_What you have to do:_ Show every line in the entries below where the word "旅游景区" appears.

_Data records:_
— begin —

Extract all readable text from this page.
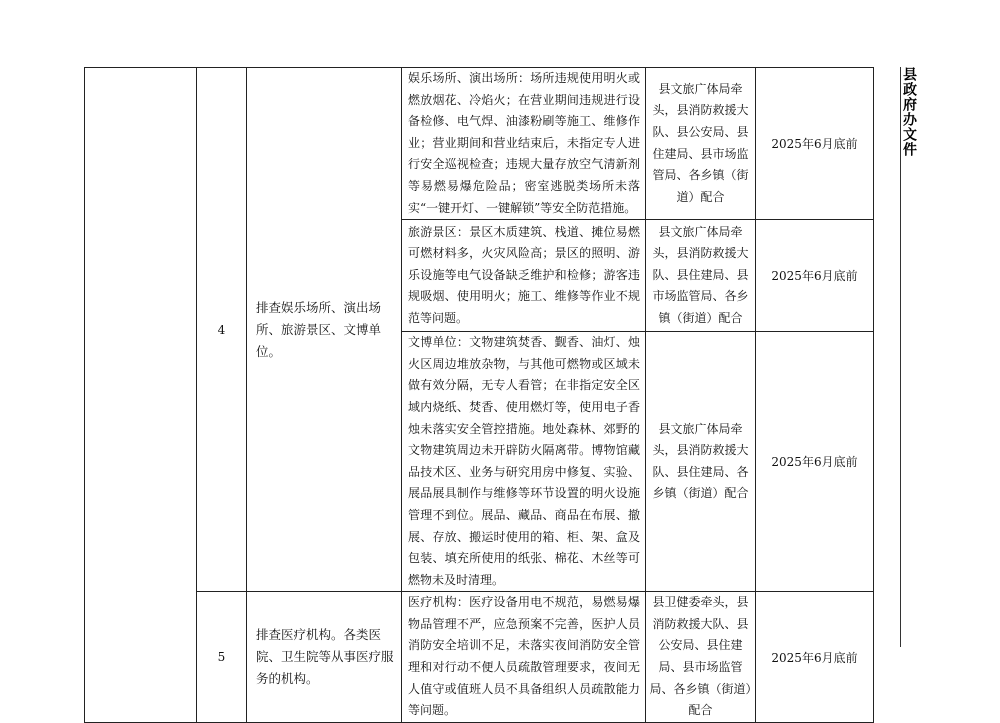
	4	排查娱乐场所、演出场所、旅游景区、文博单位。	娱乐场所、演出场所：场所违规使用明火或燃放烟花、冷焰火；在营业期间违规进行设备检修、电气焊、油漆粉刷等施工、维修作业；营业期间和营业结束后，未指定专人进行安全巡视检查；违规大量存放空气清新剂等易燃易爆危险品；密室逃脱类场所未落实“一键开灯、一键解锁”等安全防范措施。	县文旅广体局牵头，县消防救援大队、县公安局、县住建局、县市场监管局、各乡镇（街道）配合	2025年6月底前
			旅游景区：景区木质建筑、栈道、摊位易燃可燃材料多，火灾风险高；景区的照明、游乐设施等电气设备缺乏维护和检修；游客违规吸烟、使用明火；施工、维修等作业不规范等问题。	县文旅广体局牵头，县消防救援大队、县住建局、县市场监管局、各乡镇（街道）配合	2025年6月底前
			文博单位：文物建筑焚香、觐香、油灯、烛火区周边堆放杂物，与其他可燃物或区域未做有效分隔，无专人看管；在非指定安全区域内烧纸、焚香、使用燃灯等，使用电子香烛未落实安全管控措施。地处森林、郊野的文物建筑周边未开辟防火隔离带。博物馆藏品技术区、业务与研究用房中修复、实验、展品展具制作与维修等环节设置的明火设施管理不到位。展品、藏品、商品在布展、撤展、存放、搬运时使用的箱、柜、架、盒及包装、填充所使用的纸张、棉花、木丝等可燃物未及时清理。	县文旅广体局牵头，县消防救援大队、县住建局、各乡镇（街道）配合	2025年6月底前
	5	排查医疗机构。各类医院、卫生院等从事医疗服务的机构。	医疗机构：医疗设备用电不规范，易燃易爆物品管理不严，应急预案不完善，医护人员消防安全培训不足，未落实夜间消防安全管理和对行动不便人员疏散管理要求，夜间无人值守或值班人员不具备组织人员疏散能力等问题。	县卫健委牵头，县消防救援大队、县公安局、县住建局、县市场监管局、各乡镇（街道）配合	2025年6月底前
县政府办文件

— end —

_Response:_
	4	排查娱乐场所、演出场所、旅游景区、文博单位。	娱乐场所、演出场所：场所违规使用明火或燃放烟花、冷焰火；在营业期间违规进行设备检修、电气焊、油漆粉刷等施工、维修作业；营业期间和营业结束后，未指定专人进行安全巡视检查；违规大量存放空气清新剂等易燃易爆危险品；密室逃脱类场所未落实“一键开灯、一键解锁”等安全防范措施。	县文旅广体局牵头，县消防救援大队、县公安局、县住建局、县市场监管局、各乡镇（街道）配合	2025年6月底前
			旅游景区：景区木质建筑、栈道、摊位易燃可燃材料多，火灾风险高；景区的照明、游乐设施等电气设备缺乏维护和检修；游客违规吸烟、使用明火；施工、维修等作业不规范等问题。	县文旅广体局牵头，县消防救援大队、县住建局、县市场监管局、各乡镇（街道）配合	2025年6月底前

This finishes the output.